- **CHALLENGE**
From the records, pick out and copy each line containing "экономики".

- **TASK INPUT**
━━━━━━━━━━

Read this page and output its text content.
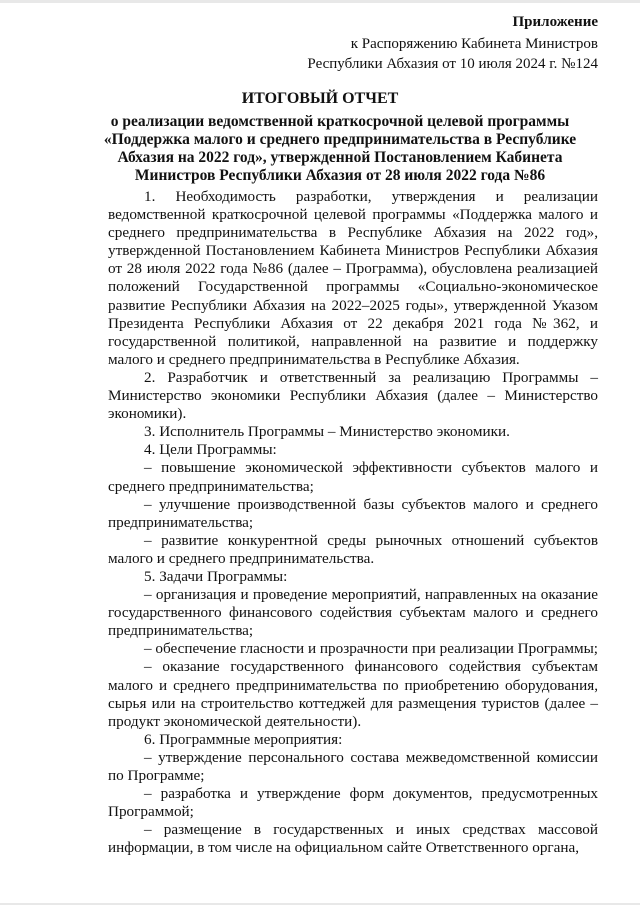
Приложение
к Распоряжению Кабинета Министров
Республики Абхазия от 10 июля 2024 г. №124
ИТОГОВЫЙ ОТЧЕТ
о реализации ведомственной краткосрочной целевой программы «Поддержка малого и среднего предпринимательства в Республике Абхазия на 2022 год», утвержденной Постановлением Кабинета Министров Республики Абхазия от 28 июля 2022 года №86

1. Необходимость разработки, утверждения и реализации ведомственной краткосрочной целевой программы «Поддержка малого и среднего предпринимательства в Республике Абхазия на 2022 год», утвержденной Постановлением Кабинета Министров Республики Абхазия от 28 июля 2022 года №86 (далее – Программа), обусловлена реализацией положений Государственной программы «Социально-экономическое развитие Республики Абхазия на 2022–2025 годы», утвержденной Указом Президента Республики Абхазия от 22 декабря 2021 года №362, и государственной политикой, направленной на развитие и поддержку малого и среднего предпринимательства в Республике Абхазия.

2. Разработчик и ответственный за реализацию Программы – Министерство экономики Республики Абхазия (далее – Министерство экономики).

3. Исполнитель Программы – Министерство экономики.

4. Цели Программы:

– повышение экономической эффективности субъектов малого и среднего предпринимательства;

– улучшение производственной базы субъектов малого и среднего предпринимательства;

– развитие конкурентной среды рыночных отношений субъектов малого и среднего предпринимательства.

5. Задачи Программы:

– организация и проведение мероприятий, направленных на оказание государственного финансового содействия субъектам малого и среднего предпринимательства;

– обеспечение гласности и прозрачности при реализации Программы;

– оказание государственного финансового содействия субъектам малого и среднего предпринимательства по приобретению оборудования, сырья или на строительство коттеджей для размещения туристов (далее – продукт экономической деятельности).

6. Программные мероприятия:

– утверждение персонального состава межведомственной комиссии по Программе;

– разработка и утверждение форм документов, предусмотренных Программой;

– размещение в государственных и иных средствах массовой информации, в том числе на официальном сайте Ответственного органа,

━━━━━━━━━━

- **CORRECT OUTPUT**
2. Разработчик и ответственный за реализацию Программы – Министерство экономики Республики Абхазия (далее – Министерство экономики).
3. Исполнитель Программы – Министерство экономики.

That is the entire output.